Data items
------------------------------------------------------------------------
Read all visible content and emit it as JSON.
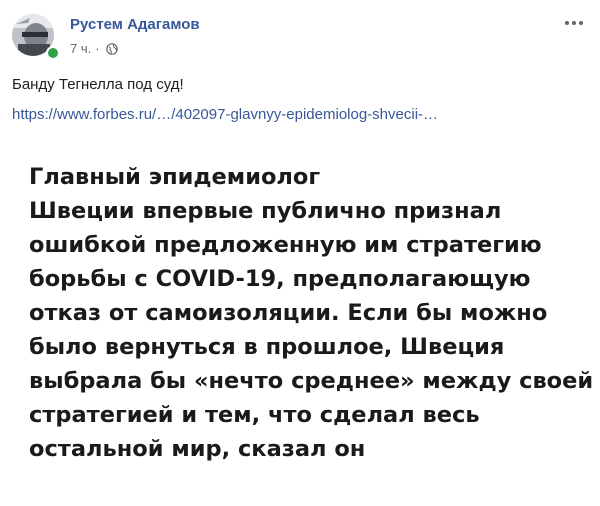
{
  "post": {
    "author": "Рустем Адагамов",
    "time": "7 ч.",
    "separator": "·",
    "privacy_icon": "globe-icon",
    "more_icon": "more-options-icon",
    "text": "Банду Тегнелла под суд!",
    "link": "https://www.forbes.ru/…/402097-glavnyy-epidemiolog-shvecii-…"
  },
  "image": {
    "lines": [
      "Главный эпидемиолог",
      "Швеции впервые публично признал",
      "ошибкой предложенную им стратегию",
      "борьбы с COVID-19, предполагающую",
      "отказ от самоизоляции. Если бы можно",
      "было вернуться в прошлое, Швеция",
      "выбрала бы «нечто среднее» между своей",
      "стратегией и тем, что сделал весь",
      "остальной мир, сказал он"
    ]
  },
  "colors": {
    "link": "#385898",
    "online": "#31a24c",
    "meta": "#606770"
  }
}
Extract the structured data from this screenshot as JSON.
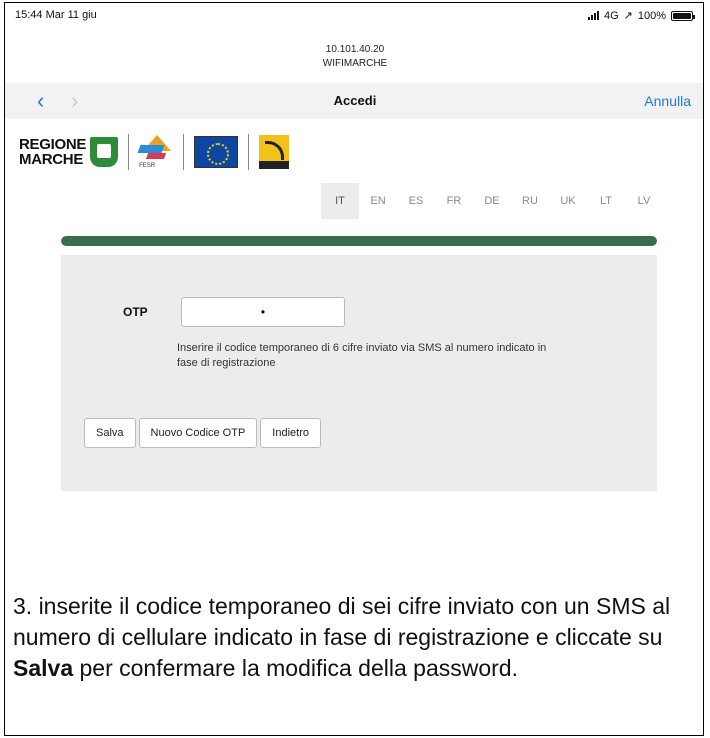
{
  "status": {
    "time": "15:44",
    "date": "Mar 11 giu",
    "network": "4G",
    "location_arrow": "↗",
    "battery": "100%",
    "battery_level": 1.0
  },
  "address": {
    "ip": "10.101.40.20",
    "ssid": "WIFIMARCHE"
  },
  "navbar": {
    "back_icon": "‹",
    "forward_icon": "›",
    "title": "Accedi",
    "cancel": "Annulla"
  },
  "logos": {
    "regione_line1": "REGIONE",
    "regione_line2": "MARCHE",
    "fesr_label": "FESR"
  },
  "languages": [
    "IT",
    "EN",
    "ES",
    "FR",
    "DE",
    "RU",
    "UK",
    "LT",
    "LV"
  ],
  "selected_language": "IT",
  "progress": {
    "fraction": 1.0,
    "color": "#3a6b4f"
  },
  "form": {
    "otp_label": "OTP",
    "otp_value": "•",
    "hint": "Inserire il codice temporaneo di 6 cifre inviato via SMS al numero indicato in fase di registrazione",
    "buttons": {
      "save": "Salva",
      "new_code": "Nuovo Codice OTP",
      "back": "Indietro"
    }
  },
  "caption": {
    "before": "3. inserite il codice temporaneo di sei cifre inviato con un SMS al numero di cellulare indicato in fase di registrazione e cliccate su ",
    "bold": "Salva",
    "after": " per confermare la modifica della password."
  },
  "colors": {
    "accent_blue": "#1a7bd8",
    "progress_green": "#3a6b4f",
    "panel_gray": "#ececec"
  }
}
------------------------------------------------------------------------
- _Task instructions_:
Take the data above and repeat it exactly, leaving each picture out.

- _Completed task_:
Read all visible content and emit it as JSON.
{
  "post": {
    "author": "Рустем Адагамов",
    "time": "7 ч.",
    "separator": "·",
    "privacy_icon": "globe-icon",
    "more_icon": "more-options-icon",
    "text": "Банду Тегнелла под суд!",
    "link": "https://www.forbes.ru/…/402097-glavnyy-epidemiolog-shvecii-…"
  },
  "image": {
    "lines": [
      "Главный эпидемиолог",
      "Швеции впервые публично признал",
      "ошибкой предложенную им стратегию",
      "борьбы с COVID-19, предполагающую",
      "отказ от самоизоляции. Если бы можно",
      "было вернуться в прошлое, Швеция",
      "выбрала бы «нечто среднее» между своей",
      "стратегией и тем, что сделал весь",
      "остальной мир, сказал он"
    ]
  },
  "colors": {
    "link": "#385898",
    "online": "#31a24c",
    "meta": "#606770"
  }
}
Extract the structured data from this screenshot as JSON.
{
  "status": {
    "time": "15:44",
    "date": "Mar 11 giu",
    "network": "4G",
    "location_arrow": "↗",
    "battery": "100%",
    "battery_level": 1.0
  },
  "address": {
    "ip": "10.101.40.20",
    "ssid": "WIFIMARCHE"
  },
  "navbar": {
    "back_icon": "‹",
    "forward_icon": "›",
    "title": "Accedi",
    "cancel": "Annulla"
  },
  "logos": {
    "regione_line1": "REGIONE",
    "regione_line2": "MARCHE",
    "fesr_label": "FESR"
  },
  "languages": [
    "IT",
    "EN",
    "ES",
    "FR",
    "DE",
    "RU",
    "UK",
    "LT",
    "LV"
  ],
  "selected_language": "IT",
  "progress": {
    "fraction": 1.0,
    "color": "#3a6b4f"
  },
  "form": {
    "otp_label": "OTP",
    "otp_value": "•",
    "hint": "Inserire il codice temporaneo di 6 cifre inviato via SMS al numero indicato in fase di registrazione",
    "buttons": {
      "save": "Salva",
      "new_code": "Nuovo Codice OTP",
      "back": "Indietro"
    }
  },
  "caption": {
    "before": "3. inserite il codice temporaneo di sei cifre inviato con un SMS al numero di cellulare indicato in fase di registrazione e cliccate su ",
    "bold": "Salva",
    "after": " per confermare la modifica della password."
  },
  "colors": {
    "accent_blue": "#1a7bd8",
    "progress_green": "#3a6b4f",
    "panel_gray": "#ececec"
  }
}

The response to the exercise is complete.